WHAT YOU WILL DO. Would you print the whole listing again, word for word?

SUPPLIED RECORDS.
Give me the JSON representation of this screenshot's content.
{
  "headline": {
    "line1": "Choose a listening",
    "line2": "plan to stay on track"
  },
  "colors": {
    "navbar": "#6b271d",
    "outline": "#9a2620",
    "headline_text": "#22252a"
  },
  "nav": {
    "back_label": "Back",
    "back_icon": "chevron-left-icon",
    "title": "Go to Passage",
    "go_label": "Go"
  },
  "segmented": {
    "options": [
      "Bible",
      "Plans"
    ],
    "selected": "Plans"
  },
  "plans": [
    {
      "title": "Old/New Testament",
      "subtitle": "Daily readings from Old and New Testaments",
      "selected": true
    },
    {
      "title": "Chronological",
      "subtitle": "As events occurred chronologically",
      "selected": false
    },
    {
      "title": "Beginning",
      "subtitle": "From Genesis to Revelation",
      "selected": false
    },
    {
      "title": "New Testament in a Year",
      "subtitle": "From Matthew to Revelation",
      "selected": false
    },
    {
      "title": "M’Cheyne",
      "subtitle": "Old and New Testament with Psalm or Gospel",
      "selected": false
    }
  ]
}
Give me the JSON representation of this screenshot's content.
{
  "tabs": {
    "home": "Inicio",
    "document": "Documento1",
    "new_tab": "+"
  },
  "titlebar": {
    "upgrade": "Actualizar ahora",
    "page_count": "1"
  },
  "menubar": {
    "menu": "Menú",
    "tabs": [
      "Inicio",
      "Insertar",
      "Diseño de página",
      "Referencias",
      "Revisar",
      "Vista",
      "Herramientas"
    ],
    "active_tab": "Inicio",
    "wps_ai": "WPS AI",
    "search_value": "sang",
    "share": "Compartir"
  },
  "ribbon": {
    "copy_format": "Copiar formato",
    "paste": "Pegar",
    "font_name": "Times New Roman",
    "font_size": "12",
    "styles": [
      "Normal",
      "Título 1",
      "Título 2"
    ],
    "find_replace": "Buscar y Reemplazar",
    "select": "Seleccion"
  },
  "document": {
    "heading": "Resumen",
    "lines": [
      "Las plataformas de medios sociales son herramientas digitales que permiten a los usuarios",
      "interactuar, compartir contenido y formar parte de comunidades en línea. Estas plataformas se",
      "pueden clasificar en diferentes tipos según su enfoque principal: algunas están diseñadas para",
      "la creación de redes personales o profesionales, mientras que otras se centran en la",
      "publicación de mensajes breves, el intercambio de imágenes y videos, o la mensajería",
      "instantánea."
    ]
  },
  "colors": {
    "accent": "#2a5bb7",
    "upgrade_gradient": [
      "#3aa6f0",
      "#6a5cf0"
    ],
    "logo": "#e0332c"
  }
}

SOLUTION BELOW.
Give me the JSON representation of this screenshot's content.
{
  "headline": {
    "line1": "Choose a listening",
    "line2": "plan to stay on track"
  },
  "colors": {
    "navbar": "#6b271d",
    "outline": "#9a2620",
    "headline_text": "#22252a"
  },
  "nav": {
    "back_label": "Back",
    "back_icon": "chevron-left-icon",
    "title": "Go to Passage",
    "go_label": "Go"
  },
  "segmented": {
    "options": [
      "Bible",
      "Plans"
    ],
    "selected": "Plans"
  },
  "plans": [
    {
      "title": "Old/New Testament",
      "subtitle": "Daily readings from Old and New Testaments",
      "selected": true
    },
    {
      "title": "Chronological",
      "subtitle": "As events occurred chronologically",
      "selected": false
    },
    {
      "title": "Beginning",
      "subtitle": "From Genesis to Revelation",
      "selected": false
    },
    {
      "title": "New Testament in a Year",
      "subtitle": "From Matthew to Revelation",
      "selected": false
    },
    {
      "title": "M’Cheyne",
      "subtitle": "Old and New Testament with Psalm or Gospel",
      "selected": false
    }
  ]
}
Give me the JSON representation of this screenshot's content.
{
  "tabs": {
    "home": "Inicio",
    "document": "Documento1",
    "new_tab": "+"
  },
  "titlebar": {
    "upgrade": "Actualizar ahora",
    "page_count": "1"
  },
  "menubar": {
    "menu": "Menú",
    "tabs": [
      "Inicio",
      "Insertar",
      "Diseño de página",
      "Referencias",
      "Revisar",
      "Vista",
      "Herramientas"
    ],
    "active_tab": "Inicio",
    "wps_ai": "WPS AI",
    "search_value": "sang",
    "share": "Compartir"
  },
  "ribbon": {
    "copy_format": "Copiar formato",
    "paste": "Pegar",
    "font_name": "Times New Roman",
    "font_size": "12",
    "styles": [
      "Normal",
      "Título 1",
      "Título 2"
    ],
    "find_replace": "Buscar y Reemplazar",
    "select": "Seleccion"
  },
  "document": {
    "heading": "Resumen",
    "lines": [
      "Las plataformas de medios sociales son herramientas digitales que permiten a los usuarios",
      "interactuar, compartir contenido y formar parte de comunidades en línea. Estas plataformas se",
      "pueden clasificar en diferentes tipos según su enfoque principal: algunas están diseñadas para",
      "la creación de redes personales o profesionales, mientras que otras se centran en la",
      "publicación de mensajes breves, el intercambio de imágenes y videos, o la mensajería",
      "instantánea."
    ]
  },
  "colors": {
    "accent": "#2a5bb7",
    "upgrade_gradient": [
      "#3aa6f0",
      "#6a5cf0"
    ],
    "logo": "#e0332c"
  }
}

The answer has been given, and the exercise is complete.